Task objective ▸ Repeat the records exactly. Every line must match.

(Extracted data entries)
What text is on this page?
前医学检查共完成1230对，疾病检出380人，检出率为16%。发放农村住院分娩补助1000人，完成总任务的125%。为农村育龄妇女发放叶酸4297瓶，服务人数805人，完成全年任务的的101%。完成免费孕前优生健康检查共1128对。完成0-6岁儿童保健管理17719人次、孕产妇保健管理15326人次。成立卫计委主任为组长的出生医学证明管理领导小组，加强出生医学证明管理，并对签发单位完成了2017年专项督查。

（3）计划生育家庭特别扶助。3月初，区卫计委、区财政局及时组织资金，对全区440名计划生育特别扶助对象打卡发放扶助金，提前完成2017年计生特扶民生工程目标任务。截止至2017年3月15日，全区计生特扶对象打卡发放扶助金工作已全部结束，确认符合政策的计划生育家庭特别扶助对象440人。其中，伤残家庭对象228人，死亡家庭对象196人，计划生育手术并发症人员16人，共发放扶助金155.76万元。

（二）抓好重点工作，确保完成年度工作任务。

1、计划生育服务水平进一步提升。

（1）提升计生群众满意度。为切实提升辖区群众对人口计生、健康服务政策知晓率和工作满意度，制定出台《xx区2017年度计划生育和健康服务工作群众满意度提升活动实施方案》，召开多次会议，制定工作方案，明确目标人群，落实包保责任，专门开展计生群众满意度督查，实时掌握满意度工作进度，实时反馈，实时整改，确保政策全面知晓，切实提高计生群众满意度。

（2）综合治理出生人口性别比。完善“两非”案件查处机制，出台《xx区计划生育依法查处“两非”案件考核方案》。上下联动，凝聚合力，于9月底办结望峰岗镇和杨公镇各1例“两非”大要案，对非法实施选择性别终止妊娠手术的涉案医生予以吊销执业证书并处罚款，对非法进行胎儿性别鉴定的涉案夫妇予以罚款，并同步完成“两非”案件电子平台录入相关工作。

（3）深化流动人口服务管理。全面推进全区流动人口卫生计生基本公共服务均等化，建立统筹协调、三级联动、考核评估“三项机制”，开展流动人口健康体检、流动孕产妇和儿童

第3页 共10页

Correct output ▸
What text is on this page?
前医学检查共完成1230对，疾病检出380人，检出率为16%。发放农村住院分娩补助1000人，完成总任务的125%。为农村育龄妇女发放叶酸4297瓶，服务人数805人，完成全年任务的的101%。完成免费孕前优生健康检查共1128对。完成0-6岁儿童保健管理17719人次、孕产妇保健管理15326人次。成立卫计委主任为组长的出生医学证明管理领导小组，加强出生医学证明管理，并对签发单位完成了2017年专项督查。

（3）计划生育家庭特别扶助。3月初，区卫计委、区财政局及时组织资金，对全区440名计划生育特别扶助对象打卡发放扶助金，提前完成2017年计生特扶民生工程目标任务。截止至2017年3月15日，全区计生特扶对象打卡发放扶助金工作已全部结束，确认符合政策的计划生育家庭特别扶助对象440人。其中，伤残家庭对象228人，死亡家庭对象196人，计划生育手术并发症人员16人，共发放扶助金155.76万元。

（二）抓好重点工作，确保完成年度工作任务。

1、计划生育服务水平进一步提升。

（1）提升计生群众满意度。为切实提升辖区群众对人口计生、健康服务政策知晓率和工作满意度，制定出台《xx区2017年度计划生育和健康服务工作群众满意度提升活动实施方案》，召开多次会议，制定工作方案，明确目标人群，落实包保责任，专门开展计生群众满意度督查，实时掌握满意度工作进度，实时反馈，实时整改，确保政策全面知晓，切实提高计生群众满意度。

（2）综合治理出生人口性别比。完善“两非”案件查处机制，出台《xx区计划生育依法查处“两非”案件考核方案》。上下联动，凝聚合力，于9月底办结望峰岗镇和杨公镇各1例“两非”大要案，对非法实施选择性别终止妊娠手术的涉案医生予以吊销执业证书并处罚款，对非法进行胎儿性别鉴定的涉案夫妇予以罚款，并同步完成“两非”案件电子平台录入相关工作。

（3）深化流动人口服务管理。全面推进全区流动人口卫生计生基本公共服务均等化，建立统筹协调、三级联动、考核评估“三项机制”，开展流动人口健康体检、流动孕产妇和儿童

第3页 共10页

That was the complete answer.